Every entry below should be printed exactly, without its images.

----

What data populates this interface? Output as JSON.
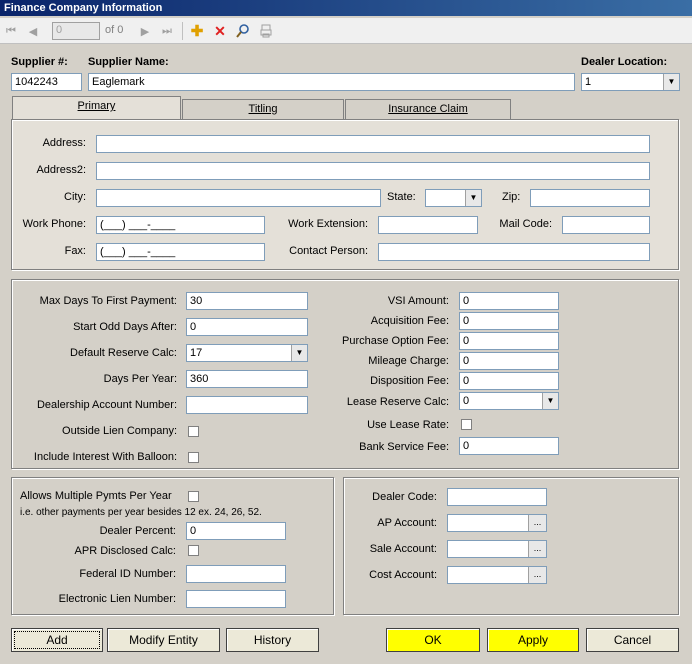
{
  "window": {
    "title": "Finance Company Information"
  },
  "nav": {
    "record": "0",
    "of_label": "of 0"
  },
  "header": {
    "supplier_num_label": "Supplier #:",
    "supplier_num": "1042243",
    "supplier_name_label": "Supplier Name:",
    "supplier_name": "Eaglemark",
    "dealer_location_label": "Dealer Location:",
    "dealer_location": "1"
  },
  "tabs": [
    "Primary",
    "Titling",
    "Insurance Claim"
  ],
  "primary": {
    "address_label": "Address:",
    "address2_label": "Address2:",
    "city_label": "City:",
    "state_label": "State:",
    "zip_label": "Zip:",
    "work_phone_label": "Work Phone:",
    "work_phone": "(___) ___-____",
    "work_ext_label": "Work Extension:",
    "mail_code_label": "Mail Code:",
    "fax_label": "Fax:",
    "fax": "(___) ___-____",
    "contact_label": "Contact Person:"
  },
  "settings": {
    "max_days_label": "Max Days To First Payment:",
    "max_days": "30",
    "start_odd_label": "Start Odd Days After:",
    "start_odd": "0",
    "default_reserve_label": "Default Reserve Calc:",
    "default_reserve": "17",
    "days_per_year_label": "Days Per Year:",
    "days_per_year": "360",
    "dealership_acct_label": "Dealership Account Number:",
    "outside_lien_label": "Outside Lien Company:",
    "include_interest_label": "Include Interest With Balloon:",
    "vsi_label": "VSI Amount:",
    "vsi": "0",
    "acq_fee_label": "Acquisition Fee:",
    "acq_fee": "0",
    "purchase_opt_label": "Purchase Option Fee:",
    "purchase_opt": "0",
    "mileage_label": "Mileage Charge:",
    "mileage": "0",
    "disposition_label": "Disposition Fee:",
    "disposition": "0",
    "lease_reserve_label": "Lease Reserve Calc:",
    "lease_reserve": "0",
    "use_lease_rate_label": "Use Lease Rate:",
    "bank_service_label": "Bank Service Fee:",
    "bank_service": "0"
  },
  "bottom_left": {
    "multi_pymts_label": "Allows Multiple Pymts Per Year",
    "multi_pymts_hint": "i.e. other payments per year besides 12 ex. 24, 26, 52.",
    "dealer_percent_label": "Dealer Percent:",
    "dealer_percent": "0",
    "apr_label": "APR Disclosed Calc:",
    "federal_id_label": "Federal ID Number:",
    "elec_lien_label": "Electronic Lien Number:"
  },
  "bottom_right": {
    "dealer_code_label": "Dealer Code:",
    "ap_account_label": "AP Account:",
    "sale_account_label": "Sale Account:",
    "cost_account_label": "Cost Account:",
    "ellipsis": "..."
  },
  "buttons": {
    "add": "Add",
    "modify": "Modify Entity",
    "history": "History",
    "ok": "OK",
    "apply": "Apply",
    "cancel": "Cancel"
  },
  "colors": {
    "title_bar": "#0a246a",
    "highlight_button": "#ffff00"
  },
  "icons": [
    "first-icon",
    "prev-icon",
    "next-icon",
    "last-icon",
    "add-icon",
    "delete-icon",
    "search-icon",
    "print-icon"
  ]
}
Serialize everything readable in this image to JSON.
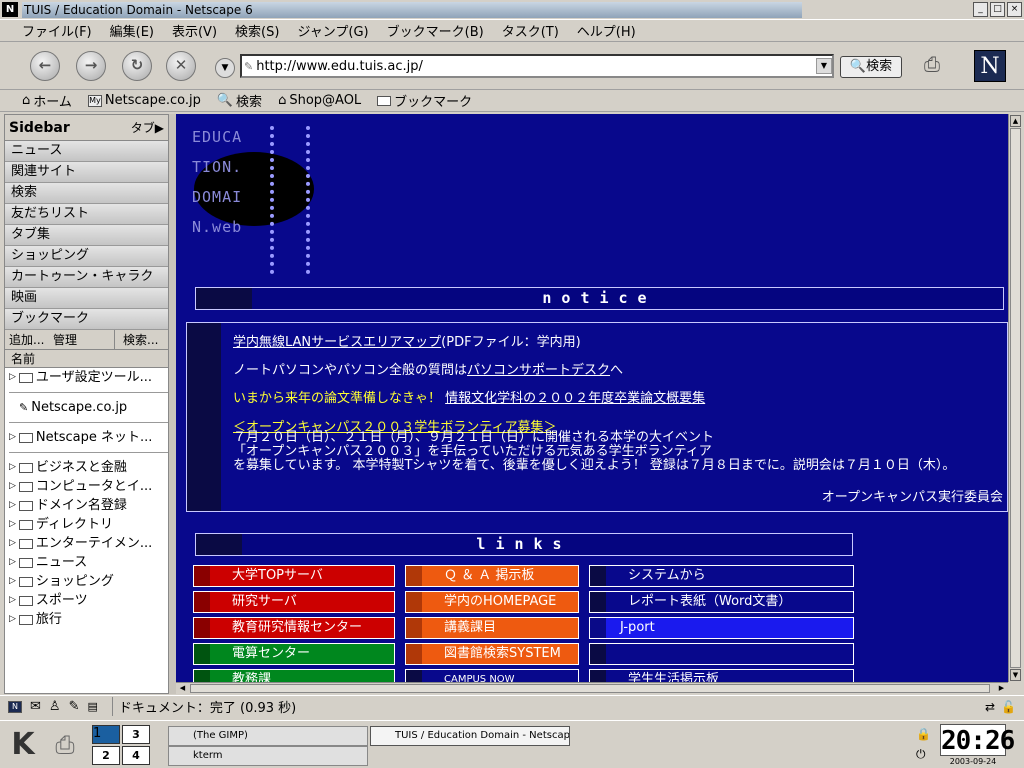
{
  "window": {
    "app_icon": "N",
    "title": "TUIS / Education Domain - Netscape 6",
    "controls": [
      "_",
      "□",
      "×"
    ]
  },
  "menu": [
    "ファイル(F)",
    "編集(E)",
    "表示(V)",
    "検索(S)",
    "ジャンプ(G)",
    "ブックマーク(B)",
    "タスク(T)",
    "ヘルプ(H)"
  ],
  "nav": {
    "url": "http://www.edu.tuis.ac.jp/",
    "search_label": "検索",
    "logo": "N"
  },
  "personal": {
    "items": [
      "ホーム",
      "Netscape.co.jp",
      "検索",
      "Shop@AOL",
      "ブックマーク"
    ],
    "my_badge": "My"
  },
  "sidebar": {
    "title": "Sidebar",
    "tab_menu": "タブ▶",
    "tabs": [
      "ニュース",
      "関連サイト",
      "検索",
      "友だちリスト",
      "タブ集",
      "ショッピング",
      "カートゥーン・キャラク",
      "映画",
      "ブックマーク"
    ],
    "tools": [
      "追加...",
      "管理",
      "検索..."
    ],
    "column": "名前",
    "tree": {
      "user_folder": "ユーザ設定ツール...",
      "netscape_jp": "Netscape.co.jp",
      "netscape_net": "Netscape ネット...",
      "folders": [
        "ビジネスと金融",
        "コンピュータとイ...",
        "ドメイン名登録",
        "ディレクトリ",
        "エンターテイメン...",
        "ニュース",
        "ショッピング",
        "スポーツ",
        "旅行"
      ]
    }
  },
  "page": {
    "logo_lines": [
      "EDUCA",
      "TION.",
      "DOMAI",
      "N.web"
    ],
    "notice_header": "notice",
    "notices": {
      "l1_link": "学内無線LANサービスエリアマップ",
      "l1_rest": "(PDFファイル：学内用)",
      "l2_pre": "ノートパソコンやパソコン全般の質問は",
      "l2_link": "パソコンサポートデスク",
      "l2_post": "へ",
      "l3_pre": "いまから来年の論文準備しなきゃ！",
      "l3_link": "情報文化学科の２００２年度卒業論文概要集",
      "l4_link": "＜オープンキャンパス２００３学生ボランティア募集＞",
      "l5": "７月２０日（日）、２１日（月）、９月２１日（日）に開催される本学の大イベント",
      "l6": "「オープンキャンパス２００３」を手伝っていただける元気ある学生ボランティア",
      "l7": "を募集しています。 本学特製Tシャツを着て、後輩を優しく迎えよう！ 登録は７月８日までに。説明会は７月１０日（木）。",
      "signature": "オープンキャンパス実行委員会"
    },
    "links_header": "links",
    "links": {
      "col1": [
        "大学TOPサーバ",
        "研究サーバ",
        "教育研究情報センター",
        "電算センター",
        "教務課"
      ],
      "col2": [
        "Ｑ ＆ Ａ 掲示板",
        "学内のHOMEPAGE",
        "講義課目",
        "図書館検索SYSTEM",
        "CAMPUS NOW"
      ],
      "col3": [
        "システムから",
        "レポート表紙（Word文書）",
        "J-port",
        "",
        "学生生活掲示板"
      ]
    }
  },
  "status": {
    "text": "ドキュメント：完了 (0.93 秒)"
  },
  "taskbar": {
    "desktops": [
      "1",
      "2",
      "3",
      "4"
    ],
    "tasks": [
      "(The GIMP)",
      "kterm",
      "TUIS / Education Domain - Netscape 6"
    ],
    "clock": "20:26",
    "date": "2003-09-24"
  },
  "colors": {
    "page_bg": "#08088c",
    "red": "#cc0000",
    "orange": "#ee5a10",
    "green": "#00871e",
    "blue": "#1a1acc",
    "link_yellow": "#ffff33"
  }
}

----

Result of the exercise:
What data populates this interface? Output as JSON.
{
  "window": {
    "title": "Finance Company Information"
  },
  "nav": {
    "record": "0",
    "of_label": "of 0"
  },
  "header": {
    "supplier_num_label": "Supplier #:",
    "supplier_num": "1042243",
    "supplier_name_label": "Supplier Name:",
    "supplier_name": "Eaglemark",
    "dealer_location_label": "Dealer Location:",
    "dealer_location": "1"
  },
  "tabs": [
    "Primary",
    "Titling",
    "Insurance Claim"
  ],
  "primary": {
    "address_label": "Address:",
    "address2_label": "Address2:",
    "city_label": "City:",
    "state_label": "State:",
    "zip_label": "Zip:",
    "work_phone_label": "Work Phone:",
    "work_phone": "(___) ___-____",
    "work_ext_label": "Work Extension:",
    "mail_code_label": "Mail Code:",
    "fax_label": "Fax:",
    "fax": "(___) ___-____",
    "contact_label": "Contact Person:"
  },
  "settings": {
    "max_days_label": "Max Days To First Payment:",
    "max_days": "30",
    "start_odd_label": "Start Odd Days After:",
    "start_odd": "0",
    "default_reserve_label": "Default Reserve Calc:",
    "default_reserve": "17",
    "days_per_year_label": "Days Per Year:",
    "days_per_year": "360",
    "dealership_acct_label": "Dealership Account Number:",
    "outside_lien_label": "Outside Lien Company:",
    "include_interest_label": "Include Interest With Balloon:",
    "vsi_label": "VSI Amount:",
    "vsi": "0",
    "acq_fee_label": "Acquisition Fee:",
    "acq_fee": "0",
    "purchase_opt_label": "Purchase Option Fee:",
    "purchase_opt": "0",
    "mileage_label": "Mileage Charge:",
    "mileage": "0",
    "disposition_label": "Disposition Fee:",
    "disposition": "0",
    "lease_reserve_label": "Lease Reserve Calc:",
    "lease_reserve": "0",
    "use_lease_rate_label": "Use Lease Rate:",
    "bank_service_label": "Bank Service Fee:",
    "bank_service": "0"
  },
  "bottom_left": {
    "multi_pymts_label": "Allows Multiple Pymts Per Year",
    "multi_pymts_hint": "i.e. other payments per year besides 12 ex. 24, 26, 52.",
    "dealer_percent_label": "Dealer Percent:",
    "dealer_percent": "0",
    "apr_label": "APR Disclosed Calc:",
    "federal_id_label": "Federal ID Number:",
    "elec_lien_label": "Electronic Lien Number:"
  },
  "bottom_right": {
    "dealer_code_label": "Dealer Code:",
    "ap_account_label": "AP Account:",
    "sale_account_label": "Sale Account:",
    "cost_account_label": "Cost Account:",
    "ellipsis": "..."
  },
  "buttons": {
    "add": "Add",
    "modify": "Modify Entity",
    "history": "History",
    "ok": "OK",
    "apply": "Apply",
    "cancel": "Cancel"
  },
  "colors": {
    "title_bar": "#0a246a",
    "highlight_button": "#ffff00"
  },
  "icons": [
    "first-icon",
    "prev-icon",
    "next-icon",
    "last-icon",
    "add-icon",
    "delete-icon",
    "search-icon",
    "print-icon"
  ]
}
Serialize everything readable in this image to JSON.
{
  "window": {
    "app_icon": "N",
    "title": "TUIS / Education Domain - Netscape 6",
    "controls": [
      "_",
      "□",
      "×"
    ]
  },
  "menu": [
    "ファイル(F)",
    "編集(E)",
    "表示(V)",
    "検索(S)",
    "ジャンプ(G)",
    "ブックマーク(B)",
    "タスク(T)",
    "ヘルプ(H)"
  ],
  "nav": {
    "url": "http://www.edu.tuis.ac.jp/",
    "search_label": "検索",
    "logo": "N"
  },
  "personal": {
    "items": [
      "ホーム",
      "Netscape.co.jp",
      "検索",
      "Shop@AOL",
      "ブックマーク"
    ],
    "my_badge": "My"
  },
  "sidebar": {
    "title": "Sidebar",
    "tab_menu": "タブ▶",
    "tabs": [
      "ニュース",
      "関連サイト",
      "検索",
      "友だちリスト",
      "タブ集",
      "ショッピング",
      "カートゥーン・キャラク",
      "映画",
      "ブックマーク"
    ],
    "tools": [
      "追加...",
      "管理",
      "検索..."
    ],
    "column": "名前",
    "tree": {
      "user_folder": "ユーザ設定ツール...",
      "netscape_jp": "Netscape.co.jp",
      "netscape_net": "Netscape ネット...",
      "folders": [
        "ビジネスと金融",
        "コンピュータとイ...",
        "ドメイン名登録",
        "ディレクトリ",
        "エンターテイメン...",
        "ニュース",
        "ショッピング",
        "スポーツ",
        "旅行"
      ]
    }
  },
  "page": {
    "logo_lines": [
      "EDUCA",
      "TION.",
      "DOMAI",
      "N.web"
    ],
    "notice_header": "notice",
    "notices": {
      "l1_link": "学内無線LANサービスエリアマップ",
      "l1_rest": "(PDFファイル：学内用)",
      "l2_pre": "ノートパソコンやパソコン全般の質問は",
      "l2_link": "パソコンサポートデスク",
      "l2_post": "へ",
      "l3_pre": "いまから来年の論文準備しなきゃ！",
      "l3_link": "情報文化学科の２００２年度卒業論文概要集",
      "l4_link": "＜オープンキャンパス２００３学生ボランティア募集＞",
      "l5": "７月２０日（日）、２１日（月）、９月２１日（日）に開催される本学の大イベント",
      "l6": "「オープンキャンパス２００３」を手伝っていただける元気ある学生ボランティア",
      "l7": "を募集しています。 本学特製Tシャツを着て、後輩を優しく迎えよう！ 登録は７月８日までに。説明会は７月１０日（木）。",
      "signature": "オープンキャンパス実行委員会"
    },
    "links_header": "links",
    "links": {
      "col1": [
        "大学TOPサーバ",
        "研究サーバ",
        "教育研究情報センター",
        "電算センター",
        "教務課"
      ],
      "col2": [
        "Ｑ ＆ Ａ 掲示板",
        "学内のHOMEPAGE",
        "講義課目",
        "図書館検索SYSTEM",
        "CAMPUS NOW"
      ],
      "col3": [
        "システムから",
        "レポート表紙（Word文書）",
        "J-port",
        "",
        "学生生活掲示板"
      ]
    }
  },
  "status": {
    "text": "ドキュメント：完了 (0.93 秒)"
  },
  "taskbar": {
    "desktops": [
      "1",
      "2",
      "3",
      "4"
    ],
    "tasks": [
      "(The GIMP)",
      "kterm",
      "TUIS / Education Domain - Netscape 6"
    ],
    "clock": "20:26",
    "date": "2003-09-24"
  },
  "colors": {
    "page_bg": "#08088c",
    "red": "#cc0000",
    "orange": "#ee5a10",
    "green": "#00871e",
    "blue": "#1a1acc",
    "link_yellow": "#ffff33"
  }
}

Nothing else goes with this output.